Requirement => Set all the material down again unchanged, without the pictures.

Raw records =>
## begin

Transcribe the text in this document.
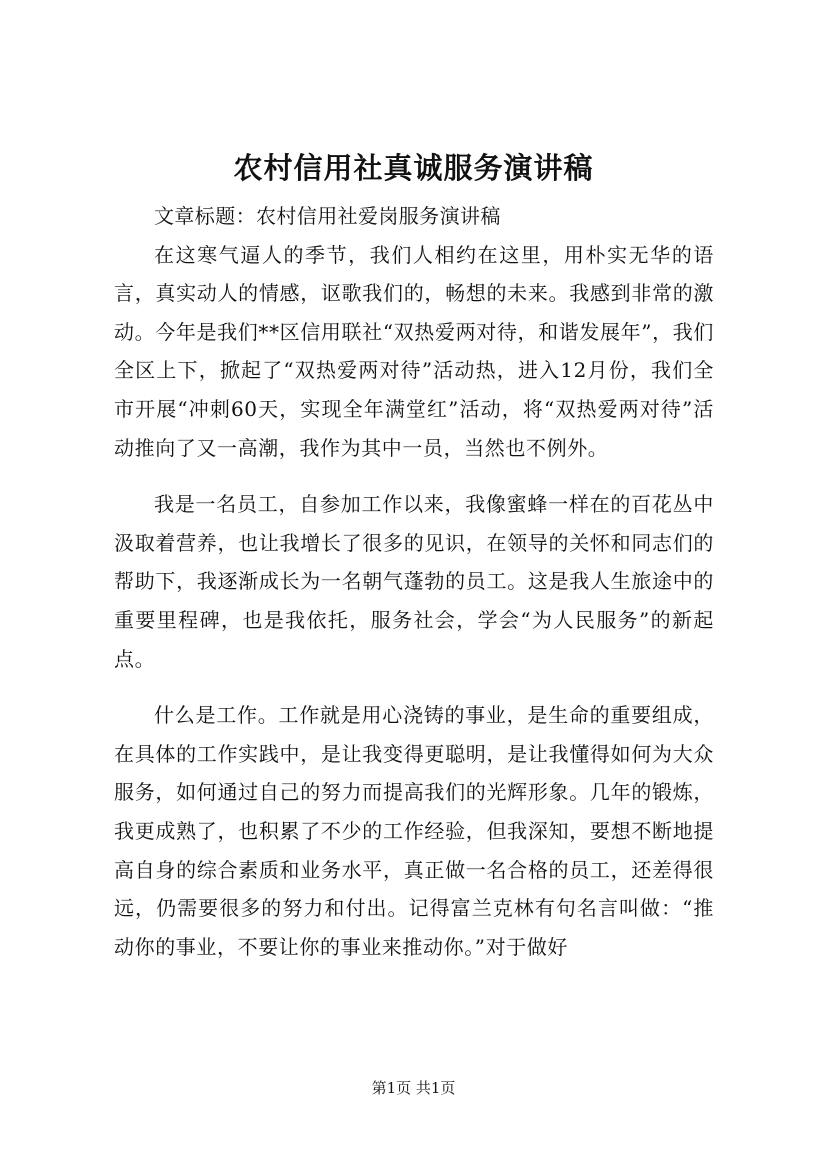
农村信用社真诚服务演讲稿

文章标题：农村信用社爱岗服务演讲稿

在这寒气逼人的季节，我们人相约在这里，用朴实无华的语言，真实动人的情感，讴歌我们的，畅想的未来。我感到非常的激动。今年是我们**区信用联社“双热爱两对待，和谐发展年”，我们全区上下，掀起了“双热爱两对待”活动热，进入12月份，我们全市开展“冲刺60天，实现全年满堂红”活动，将“双热爱两对待”活动推向了又一高潮，我作为其中一员，当然也不例外。

我是一名员工，自参加工作以来，我像蜜蜂一样在的百花丛中汲取着营养，也让我增长了很多的见识，在领导的关怀和同志们的帮助下，我逐渐成长为一名朝气蓬勃的员工。这是我人生旅途中的重要里程碑，也是我依托，服务社会，学会“为人民服务”的新起点。

什么是工作。工作就是用心浇铸的事业，是生命的重要组成，在具体的工作实践中，是让我变得更聪明，是让我懂得如何为大众服务，如何通过自己的努力而提高我们的光辉形象。几年的锻炼，我更成熟了，也积累了不少的工作经验，但我深知，要想不断地提高自身的综合素质和业务水平，真正做一名合格的员工，还差得很远，仍需要很多的努力和付出。记得富兰克林有句名言叫做：“推动你的事业，不要让你的事业来推动你。”对于做好

第1页 共1页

## end

Answer below =>
Transcribe the text in this document.
农村信用社真诚服务演讲稿

文章标题：农村信用社爱岗服务演讲稿

在这寒气逼人的季节，我们人相约在这里，用朴实无华的语言，真实动人的情感，讴歌我们的，畅想的未来。我感到非常的激动。今年是我们**区信用联社“双热爱两对待，和谐发展年”，我们全区上下，掀起了“双热爱两对待”活动热，进入12月份，我们全市开展“冲刺60天，实现全年满堂红”活动，将“双热爱两对待”活动推向了又一高潮，我作为其中一员，当然也不例外。

我是一名员工，自参加工作以来，我像蜜蜂一样在的百花丛中汲取着营养，也让我增长了很多的见识，在领导的关怀和同志们的帮助下，我逐渐成长为一名朝气蓬勃的员工。这是我人生旅途中的重要里程碑，也是我依托，服务社会，学会“为人民服务”的新起点。

什么是工作。工作就是用心浇铸的事业，是生命的重要组成，在具体的工作实践中，是让我变得更聪明，是让我懂得如何为大众服务，如何通过自己的努力而提高我们的光辉形象。几年的锻炼，我更成熟了，也积累了不少的工作经验，但我深知，要想不断地提高自身的综合素质和业务水平，真正做一名合格的员工，还差得很远，仍需要很多的努力和付出。记得富兰克林有句名言叫做：“推动你的事业，不要让你的事业来推动你。”对于做好

第1页 共1页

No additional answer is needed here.